Data to process:
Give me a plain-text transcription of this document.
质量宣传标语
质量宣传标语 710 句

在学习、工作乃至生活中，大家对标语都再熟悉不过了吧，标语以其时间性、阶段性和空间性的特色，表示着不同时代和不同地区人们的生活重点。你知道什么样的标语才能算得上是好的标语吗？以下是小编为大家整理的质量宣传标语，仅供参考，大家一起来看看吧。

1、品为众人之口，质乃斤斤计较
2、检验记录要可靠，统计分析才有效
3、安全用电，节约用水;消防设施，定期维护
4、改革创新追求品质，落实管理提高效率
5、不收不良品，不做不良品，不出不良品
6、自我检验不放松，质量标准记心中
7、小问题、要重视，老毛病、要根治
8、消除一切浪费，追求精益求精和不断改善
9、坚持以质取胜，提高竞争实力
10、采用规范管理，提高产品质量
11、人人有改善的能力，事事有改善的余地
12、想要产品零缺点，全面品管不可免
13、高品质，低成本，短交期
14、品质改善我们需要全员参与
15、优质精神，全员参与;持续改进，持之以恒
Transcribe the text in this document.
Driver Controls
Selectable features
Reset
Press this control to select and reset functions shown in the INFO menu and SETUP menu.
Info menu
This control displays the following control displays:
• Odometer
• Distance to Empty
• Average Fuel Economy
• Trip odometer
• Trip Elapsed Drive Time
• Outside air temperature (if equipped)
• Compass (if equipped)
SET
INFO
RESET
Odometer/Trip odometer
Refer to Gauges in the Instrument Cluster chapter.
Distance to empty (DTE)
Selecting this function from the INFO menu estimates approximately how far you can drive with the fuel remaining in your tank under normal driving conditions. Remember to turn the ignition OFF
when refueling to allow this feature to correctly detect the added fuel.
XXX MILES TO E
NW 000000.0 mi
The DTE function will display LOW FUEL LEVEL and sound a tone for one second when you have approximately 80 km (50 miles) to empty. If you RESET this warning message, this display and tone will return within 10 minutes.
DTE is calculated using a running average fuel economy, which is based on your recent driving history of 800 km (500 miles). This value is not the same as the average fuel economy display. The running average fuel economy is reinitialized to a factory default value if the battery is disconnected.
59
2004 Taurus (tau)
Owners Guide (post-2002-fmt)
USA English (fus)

What is asked:
Word for word, write out the data.

Correct response:
Give me a plain-text transcription of this document.
质量宣传标语
质量宣传标语 710 句

在学习、工作乃至生活中，大家对标语都再熟悉不过了吧，标语以其时间性、阶段性和空间性的特色，表示着不同时代和不同地区人们的生活重点。你知道什么样的标语才能算得上是好的标语吗？以下是小编为大家整理的质量宣传标语，仅供参考，大家一起来看看吧。

1、品为众人之口，质乃斤斤计较
2、检验记录要可靠，统计分析才有效
3、安全用电，节约用水;消防设施，定期维护
4、改革创新追求品质，落实管理提高效率
5、不收不良品，不做不良品，不出不良品
6、自我检验不放松，质量标准记心中
7、小问题、要重视，老毛病、要根治
8、消除一切浪费，追求精益求精和不断改善
9、坚持以质取胜，提高竞争实力
10、采用规范管理，提高产品质量
11、人人有改善的能力，事事有改善的余地
12、想要产品零缺点，全面品管不可免
13、高品质，低成本，短交期
14、品质改善我们需要全员参与
15、优质精神，全员参与;持续改进，持之以恒
Transcribe the text in this document.
Driver Controls
Selectable features
Reset
Press this control to select and reset functions shown in the INFO menu and SETUP menu.
Info menu
This control displays the following control displays:
• Odometer
• Distance to Empty
• Average Fuel Economy
• Trip odometer
• Trip Elapsed Drive Time
• Outside air temperature (if equipped)
• Compass (if equipped)
SET
INFO
RESET
Odometer/Trip odometer
Refer to Gauges in the Instrument Cluster chapter.
Distance to empty (DTE)
Selecting this function from the INFO menu estimates approximately how far you can drive with the fuel remaining in your tank under normal driving conditions. Remember to turn the ignition OFF
when refueling to allow this feature to correctly detect the added fuel.
XXX MILES TO E
NW 000000.0 mi
The DTE function will display LOW FUEL LEVEL and sound a tone for one second when you have approximately 80 km (50 miles) to empty. If you RESET this warning message, this display and tone will return within 10 minutes.
DTE is calculated using a running average fuel economy, which is based on your recent driving history of 800 km (500 miles). This value is not the same as the average fuel economy display. The running average fuel economy is reinitialized to a factory default value if the battery is disconnected.
59
2004 Taurus (tau)
Owners Guide (post-2002-fmt)
USA English (fus)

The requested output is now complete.